• [Set task]: Among the entries, which lines carry the string "hasta"? Copy each of them.
# Information supplied start
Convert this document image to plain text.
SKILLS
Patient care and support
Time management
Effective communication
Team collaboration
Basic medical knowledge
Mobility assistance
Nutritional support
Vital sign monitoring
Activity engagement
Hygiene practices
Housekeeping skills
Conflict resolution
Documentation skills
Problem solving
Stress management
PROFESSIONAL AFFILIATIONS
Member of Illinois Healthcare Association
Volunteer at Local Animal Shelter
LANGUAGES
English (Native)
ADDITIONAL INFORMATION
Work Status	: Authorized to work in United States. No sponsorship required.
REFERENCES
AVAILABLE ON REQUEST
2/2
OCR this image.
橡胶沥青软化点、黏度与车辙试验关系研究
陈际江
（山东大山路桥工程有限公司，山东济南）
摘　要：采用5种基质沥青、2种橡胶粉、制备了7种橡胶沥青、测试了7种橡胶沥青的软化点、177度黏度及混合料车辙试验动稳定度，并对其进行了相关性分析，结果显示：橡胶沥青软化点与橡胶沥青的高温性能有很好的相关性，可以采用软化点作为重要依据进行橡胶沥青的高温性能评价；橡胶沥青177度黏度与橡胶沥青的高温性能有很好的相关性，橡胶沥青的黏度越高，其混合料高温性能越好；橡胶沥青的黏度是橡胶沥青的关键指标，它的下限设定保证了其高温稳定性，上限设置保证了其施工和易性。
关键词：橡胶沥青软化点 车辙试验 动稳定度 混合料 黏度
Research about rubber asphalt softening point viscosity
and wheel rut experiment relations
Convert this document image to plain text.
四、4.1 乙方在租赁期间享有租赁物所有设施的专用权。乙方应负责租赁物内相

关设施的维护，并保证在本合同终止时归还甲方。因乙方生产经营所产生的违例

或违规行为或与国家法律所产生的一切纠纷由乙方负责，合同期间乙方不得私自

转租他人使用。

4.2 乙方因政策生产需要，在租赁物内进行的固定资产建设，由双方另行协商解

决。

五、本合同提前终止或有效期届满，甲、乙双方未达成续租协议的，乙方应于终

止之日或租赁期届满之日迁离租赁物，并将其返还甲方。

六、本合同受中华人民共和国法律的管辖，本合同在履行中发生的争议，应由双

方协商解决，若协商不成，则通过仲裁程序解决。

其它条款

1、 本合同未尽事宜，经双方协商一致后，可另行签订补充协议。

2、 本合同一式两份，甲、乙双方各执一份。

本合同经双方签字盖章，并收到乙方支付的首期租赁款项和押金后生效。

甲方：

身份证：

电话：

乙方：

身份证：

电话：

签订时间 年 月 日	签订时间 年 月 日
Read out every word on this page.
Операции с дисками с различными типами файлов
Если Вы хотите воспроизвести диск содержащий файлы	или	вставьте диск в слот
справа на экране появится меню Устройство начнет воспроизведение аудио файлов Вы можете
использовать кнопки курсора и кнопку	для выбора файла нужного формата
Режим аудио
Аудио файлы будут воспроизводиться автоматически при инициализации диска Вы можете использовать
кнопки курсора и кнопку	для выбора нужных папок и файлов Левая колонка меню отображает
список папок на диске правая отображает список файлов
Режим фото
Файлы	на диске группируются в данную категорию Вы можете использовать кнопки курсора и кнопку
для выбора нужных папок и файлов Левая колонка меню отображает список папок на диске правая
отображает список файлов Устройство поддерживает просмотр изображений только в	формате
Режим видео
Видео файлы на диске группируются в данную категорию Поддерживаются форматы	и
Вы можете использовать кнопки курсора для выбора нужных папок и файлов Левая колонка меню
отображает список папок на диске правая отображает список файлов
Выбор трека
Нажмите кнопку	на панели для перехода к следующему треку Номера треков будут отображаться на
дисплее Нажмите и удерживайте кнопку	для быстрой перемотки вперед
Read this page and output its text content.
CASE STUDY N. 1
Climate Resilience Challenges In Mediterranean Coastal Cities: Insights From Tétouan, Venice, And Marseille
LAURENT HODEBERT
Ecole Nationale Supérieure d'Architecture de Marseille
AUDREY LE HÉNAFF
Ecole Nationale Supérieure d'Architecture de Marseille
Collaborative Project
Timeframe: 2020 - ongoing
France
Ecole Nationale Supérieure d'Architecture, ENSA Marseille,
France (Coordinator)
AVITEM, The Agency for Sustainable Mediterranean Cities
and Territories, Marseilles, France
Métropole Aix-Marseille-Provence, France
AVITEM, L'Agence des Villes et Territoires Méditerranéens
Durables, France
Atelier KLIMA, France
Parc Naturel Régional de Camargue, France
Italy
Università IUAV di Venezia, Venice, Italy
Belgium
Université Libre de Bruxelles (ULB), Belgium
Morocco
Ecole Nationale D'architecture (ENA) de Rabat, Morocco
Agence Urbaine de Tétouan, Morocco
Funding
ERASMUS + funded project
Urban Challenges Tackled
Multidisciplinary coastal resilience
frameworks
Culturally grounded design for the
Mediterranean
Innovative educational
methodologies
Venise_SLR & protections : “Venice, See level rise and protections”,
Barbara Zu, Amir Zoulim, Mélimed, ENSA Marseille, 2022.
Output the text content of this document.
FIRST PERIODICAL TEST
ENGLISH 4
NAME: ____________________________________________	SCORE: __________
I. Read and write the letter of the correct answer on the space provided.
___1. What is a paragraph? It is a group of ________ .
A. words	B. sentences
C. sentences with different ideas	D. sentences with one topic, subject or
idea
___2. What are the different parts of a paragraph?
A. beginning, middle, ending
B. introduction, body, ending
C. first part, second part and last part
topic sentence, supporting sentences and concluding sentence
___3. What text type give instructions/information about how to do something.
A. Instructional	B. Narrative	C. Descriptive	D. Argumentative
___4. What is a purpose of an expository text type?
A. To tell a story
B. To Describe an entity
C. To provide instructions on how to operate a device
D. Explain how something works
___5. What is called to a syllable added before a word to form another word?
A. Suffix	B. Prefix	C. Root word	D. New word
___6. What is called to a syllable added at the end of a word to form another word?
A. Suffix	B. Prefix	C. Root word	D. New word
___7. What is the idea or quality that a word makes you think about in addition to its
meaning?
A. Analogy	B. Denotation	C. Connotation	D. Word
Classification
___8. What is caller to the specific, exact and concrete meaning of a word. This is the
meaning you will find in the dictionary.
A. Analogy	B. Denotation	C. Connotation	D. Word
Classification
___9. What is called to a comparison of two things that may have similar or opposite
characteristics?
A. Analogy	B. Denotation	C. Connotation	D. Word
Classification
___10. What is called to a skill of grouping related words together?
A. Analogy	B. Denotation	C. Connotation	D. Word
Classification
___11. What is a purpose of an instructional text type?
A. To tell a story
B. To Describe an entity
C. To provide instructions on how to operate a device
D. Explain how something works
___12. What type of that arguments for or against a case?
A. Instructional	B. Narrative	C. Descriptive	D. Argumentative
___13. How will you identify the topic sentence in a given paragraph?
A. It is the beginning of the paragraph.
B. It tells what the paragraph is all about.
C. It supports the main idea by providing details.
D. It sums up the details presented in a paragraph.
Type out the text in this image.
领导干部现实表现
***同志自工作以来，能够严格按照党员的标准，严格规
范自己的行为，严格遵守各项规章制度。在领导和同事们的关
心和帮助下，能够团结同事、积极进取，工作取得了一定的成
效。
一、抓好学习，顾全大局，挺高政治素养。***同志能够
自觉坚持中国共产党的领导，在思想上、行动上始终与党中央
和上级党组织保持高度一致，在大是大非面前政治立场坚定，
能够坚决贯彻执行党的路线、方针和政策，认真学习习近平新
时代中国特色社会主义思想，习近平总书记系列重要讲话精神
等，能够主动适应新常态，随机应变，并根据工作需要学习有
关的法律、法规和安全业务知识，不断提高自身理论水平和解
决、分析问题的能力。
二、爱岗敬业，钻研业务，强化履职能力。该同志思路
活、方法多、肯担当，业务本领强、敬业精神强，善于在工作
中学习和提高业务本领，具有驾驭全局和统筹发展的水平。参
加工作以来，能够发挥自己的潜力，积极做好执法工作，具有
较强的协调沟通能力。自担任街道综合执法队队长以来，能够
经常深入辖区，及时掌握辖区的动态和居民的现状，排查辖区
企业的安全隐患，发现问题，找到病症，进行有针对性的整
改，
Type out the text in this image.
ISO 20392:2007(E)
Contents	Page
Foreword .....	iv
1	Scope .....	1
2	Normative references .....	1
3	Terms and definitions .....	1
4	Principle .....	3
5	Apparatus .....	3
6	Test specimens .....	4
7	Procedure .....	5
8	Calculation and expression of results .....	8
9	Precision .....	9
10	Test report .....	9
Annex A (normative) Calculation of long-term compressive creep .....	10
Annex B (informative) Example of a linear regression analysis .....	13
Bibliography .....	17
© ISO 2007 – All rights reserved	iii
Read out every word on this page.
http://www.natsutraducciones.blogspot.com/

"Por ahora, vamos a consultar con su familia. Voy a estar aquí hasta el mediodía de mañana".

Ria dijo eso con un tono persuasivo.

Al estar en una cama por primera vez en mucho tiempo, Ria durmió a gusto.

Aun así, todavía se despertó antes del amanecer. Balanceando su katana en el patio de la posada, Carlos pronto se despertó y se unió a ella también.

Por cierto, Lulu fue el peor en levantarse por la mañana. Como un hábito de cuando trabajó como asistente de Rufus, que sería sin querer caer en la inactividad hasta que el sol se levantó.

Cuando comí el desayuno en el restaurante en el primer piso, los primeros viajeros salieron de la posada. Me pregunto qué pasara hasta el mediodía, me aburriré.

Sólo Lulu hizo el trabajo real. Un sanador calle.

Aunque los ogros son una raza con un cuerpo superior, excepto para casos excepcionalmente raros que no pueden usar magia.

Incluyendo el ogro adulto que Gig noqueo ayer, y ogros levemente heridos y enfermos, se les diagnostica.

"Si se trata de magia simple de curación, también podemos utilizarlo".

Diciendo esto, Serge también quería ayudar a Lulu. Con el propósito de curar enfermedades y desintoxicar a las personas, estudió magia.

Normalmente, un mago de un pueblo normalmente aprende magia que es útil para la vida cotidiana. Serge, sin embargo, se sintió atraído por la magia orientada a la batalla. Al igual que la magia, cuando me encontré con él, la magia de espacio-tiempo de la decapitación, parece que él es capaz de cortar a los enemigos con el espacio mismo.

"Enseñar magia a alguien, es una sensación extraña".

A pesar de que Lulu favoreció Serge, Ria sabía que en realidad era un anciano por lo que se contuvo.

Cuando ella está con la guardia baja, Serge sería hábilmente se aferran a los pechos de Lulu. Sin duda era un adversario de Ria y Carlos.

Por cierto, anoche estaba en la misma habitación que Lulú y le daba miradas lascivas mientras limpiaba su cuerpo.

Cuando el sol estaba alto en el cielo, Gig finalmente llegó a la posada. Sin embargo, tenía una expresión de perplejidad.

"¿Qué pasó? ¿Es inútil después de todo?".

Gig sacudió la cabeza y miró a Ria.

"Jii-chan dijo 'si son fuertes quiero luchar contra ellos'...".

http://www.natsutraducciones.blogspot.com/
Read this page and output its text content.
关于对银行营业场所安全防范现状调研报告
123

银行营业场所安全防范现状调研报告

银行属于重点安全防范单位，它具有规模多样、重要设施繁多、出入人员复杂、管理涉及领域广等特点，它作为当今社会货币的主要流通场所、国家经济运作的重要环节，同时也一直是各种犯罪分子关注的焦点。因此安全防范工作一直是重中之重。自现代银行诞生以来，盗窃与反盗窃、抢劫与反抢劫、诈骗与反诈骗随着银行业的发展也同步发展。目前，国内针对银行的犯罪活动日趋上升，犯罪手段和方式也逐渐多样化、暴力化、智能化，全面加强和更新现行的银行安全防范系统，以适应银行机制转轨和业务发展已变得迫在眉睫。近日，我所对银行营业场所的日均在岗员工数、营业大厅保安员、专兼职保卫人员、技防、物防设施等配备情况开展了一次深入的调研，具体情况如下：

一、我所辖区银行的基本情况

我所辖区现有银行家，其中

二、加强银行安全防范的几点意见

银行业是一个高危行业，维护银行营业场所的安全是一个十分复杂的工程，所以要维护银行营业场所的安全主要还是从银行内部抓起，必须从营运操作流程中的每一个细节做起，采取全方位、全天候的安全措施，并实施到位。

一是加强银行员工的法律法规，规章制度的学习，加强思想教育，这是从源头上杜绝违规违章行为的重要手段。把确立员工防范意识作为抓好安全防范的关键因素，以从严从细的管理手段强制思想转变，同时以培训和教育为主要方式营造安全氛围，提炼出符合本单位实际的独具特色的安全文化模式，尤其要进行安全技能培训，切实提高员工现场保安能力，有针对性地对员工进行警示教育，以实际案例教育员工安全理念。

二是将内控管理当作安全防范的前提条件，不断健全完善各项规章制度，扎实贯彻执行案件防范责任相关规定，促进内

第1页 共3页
# Information supplied end
• [Result of the exercise]:
"Por ahora, vamos a consultar con su familia. Voy a estar aquí hasta el mediodía de mañana".
Por cierto, Lulu fue el peor en levantarse por la mañana. Como un hábito de cuando trabajó como asistente de Rufus, que sería sin querer caer en la inactividad hasta que el sol se levantó.
Cuando comí el desayuno en el restaurante en el primer piso, los primeros viajeros salieron de la posada. Me pregunto qué pasara hasta el mediodía, me aburriré.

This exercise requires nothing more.